(Figure data in JSON)
-=-=-=-=-

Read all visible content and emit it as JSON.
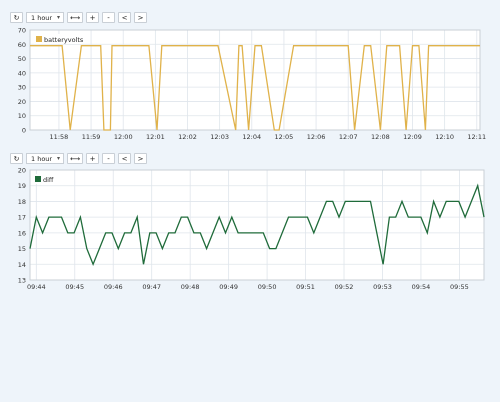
{
  "toolbar1": {
    "select": "1 hour",
    "buttons": [
      "↻",
      "⟷",
      "+",
      "-",
      "<",
      ">"
    ]
  },
  "toolbar2": {
    "select": "1 hour",
    "buttons": [
      "↻",
      "⟷",
      "+",
      "-",
      "<",
      ">"
    ]
  },
  "chart_data": [
    {
      "type": "line",
      "series": [
        {
          "name": "batteryvolts",
          "color": "#e0b24a"
        }
      ],
      "ylim": [
        0,
        70
      ],
      "yticks": [
        0,
        10,
        20,
        30,
        40,
        50,
        60,
        70
      ],
      "xticks": [
        "11:58",
        "11:59",
        "12:00",
        "12:01",
        "12:02",
        "12:03",
        "12:04",
        "12:05",
        "12:06",
        "12:07",
        "12:08",
        "12:09",
        "12:10",
        "12:11"
      ],
      "legend": "top-left",
      "grid": true,
      "x": [
        0,
        0.25,
        0.6,
        0.75,
        1.0,
        1.25,
        1.6,
        2.2,
        2.3,
        2.5,
        2.55,
        3.7,
        3.95,
        4.1,
        4.5,
        4.6,
        5.7,
        5.85,
        6.4,
        6.5,
        6.6,
        6.8,
        7.0,
        7.2,
        7.6,
        7.75,
        8.2,
        8.3,
        8.6,
        9.9,
        10.1,
        10.4,
        10.6,
        10.9,
        11.1,
        11.2,
        11.5,
        11.7,
        11.9,
        12.1,
        12.3,
        12.4,
        12.5,
        12.7,
        12.9,
        13.1,
        13.4,
        13.6,
        14.0
      ],
      "values": [
        59,
        59,
        59,
        59,
        59,
        0,
        59,
        59,
        0,
        0,
        59,
        59,
        0,
        59,
        59,
        59,
        59,
        59,
        0,
        59,
        59,
        0,
        59,
        59,
        0,
        0,
        59,
        59,
        59,
        59,
        0,
        59,
        59,
        0,
        59,
        59,
        59,
        0,
        59,
        59,
        0,
        59,
        59,
        59,
        59,
        59,
        59,
        59,
        59
      ]
    },
    {
      "type": "line",
      "series": [
        {
          "name": "diff",
          "color": "#1f6b3a"
        }
      ],
      "ylim": [
        13,
        20
      ],
      "yticks": [
        13,
        14,
        15,
        16,
        17,
        18,
        19,
        20
      ],
      "xticks": [
        "09:44",
        "09:45",
        "09:46",
        "09:47",
        "09:48",
        "09:49",
        "09:50",
        "09:51",
        "09:52",
        "09:53",
        "09:54",
        "09:55"
      ],
      "legend": "top-left",
      "grid": true,
      "values": [
        15,
        17,
        16,
        17,
        17,
        17,
        16,
        16,
        17,
        15,
        14,
        15,
        16,
        16,
        15,
        16,
        16,
        17,
        14,
        16,
        16,
        15,
        16,
        16,
        17,
        17,
        16,
        16,
        15,
        16,
        17,
        16,
        17,
        16,
        16,
        16,
        16,
        16,
        15,
        15,
        16,
        17,
        17,
        17,
        17,
        16,
        17,
        18,
        18,
        17,
        18,
        18,
        18,
        18,
        18,
        16,
        14,
        17,
        17,
        18,
        17,
        17,
        17,
        16,
        18,
        17,
        18,
        18,
        18,
        17,
        18,
        19,
        17
      ]
    }
  ]
}
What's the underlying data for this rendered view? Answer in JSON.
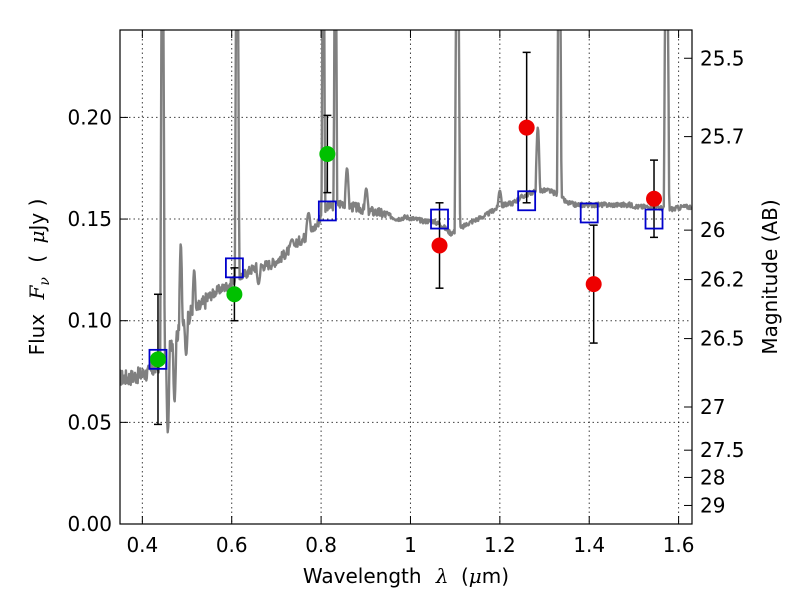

-=-=-=-=-

Leave the pictures out, and print every line of the listing exactly as written.

Result for this exercise:
Read all visible content and emit it as JSON.
{
  "toolbar1": {
    "select": "1 hour",
    "buttons": [
      "↻",
      "⟷",
      "+",
      "-",
      "<",
      ">"
    ]
  },
  "toolbar2": {
    "select": "1 hour",
    "buttons": [
      "↻",
      "⟷",
      "+",
      "-",
      "<",
      ">"
    ]
  },
  "chart_data": [
    {
      "type": "line",
      "series": [
        {
          "name": "batteryvolts",
          "color": "#e0b24a"
        }
      ],
      "ylim": [
        0,
        70
      ],
      "yticks": [
        0,
        10,
        20,
        30,
        40,
        50,
        60,
        70
      ],
      "xticks": [
        "11:58",
        "11:59",
        "12:00",
        "12:01",
        "12:02",
        "12:03",
        "12:04",
        "12:05",
        "12:06",
        "12:07",
        "12:08",
        "12:09",
        "12:10",
        "12:11"
      ],
      "legend": "top-left",
      "grid": true,
      "x": [
        0,
        0.25,
        0.6,
        0.75,
        1.0,
        1.25,
        1.6,
        2.2,
        2.3,
        2.5,
        2.55,
        3.7,
        3.95,
        4.1,
        4.5,
        4.6,
        5.7,
        5.85,
        6.4,
        6.5,
        6.6,
        6.8,
        7.0,
        7.2,
        7.6,
        7.75,
        8.2,
        8.3,
        8.6,
        9.9,
        10.1,
        10.4,
        10.6,
        10.9,
        11.1,
        11.2,
        11.5,
        11.7,
        11.9,
        12.1,
        12.3,
        12.4,
        12.5,
        12.7,
        12.9,
        13.1,
        13.4,
        13.6,
        14.0
      ],
      "values": [
        59,
        59,
        59,
        59,
        59,
        0,
        59,
        59,
        0,
        0,
        59,
        59,
        0,
        59,
        59,
        59,
        59,
        59,
        0,
        59,
        59,
        0,
        59,
        59,
        0,
        0,
        59,
        59,
        59,
        59,
        0,
        59,
        59,
        0,
        59,
        59,
        59,
        0,
        59,
        59,
        0,
        59,
        59,
        59,
        59,
        59,
        59,
        59,
        59
      ]
    },
    {
      "type": "line",
      "series": [
        {
          "name": "diff",
          "color": "#1f6b3a"
        }
      ],
      "ylim": [
        13,
        20
      ],
      "yticks": [
        13,
        14,
        15,
        16,
        17,
        18,
        19,
        20
      ],
      "xticks": [
        "09:44",
        "09:45",
        "09:46",
        "09:47",
        "09:48",
        "09:49",
        "09:50",
        "09:51",
        "09:52",
        "09:53",
        "09:54",
        "09:55"
      ],
      "legend": "top-left",
      "grid": true,
      "values": [
        15,
        17,
        16,
        17,
        17,
        17,
        16,
        16,
        17,
        15,
        14,
        15,
        16,
        16,
        15,
        16,
        16,
        17,
        14,
        16,
        16,
        15,
        16,
        16,
        17,
        17,
        16,
        16,
        15,
        16,
        17,
        16,
        17,
        16,
        16,
        16,
        16,
        16,
        15,
        15,
        16,
        17,
        17,
        17,
        17,
        16,
        17,
        18,
        18,
        17,
        18,
        18,
        18,
        18,
        18,
        16,
        14,
        17,
        17,
        18,
        17,
        17,
        17,
        16,
        18,
        17,
        18,
        18,
        18,
        17,
        18,
        19,
        17
      ]
    }
  ]
}
What's the underlying data for this rendered view? Answer in JSON.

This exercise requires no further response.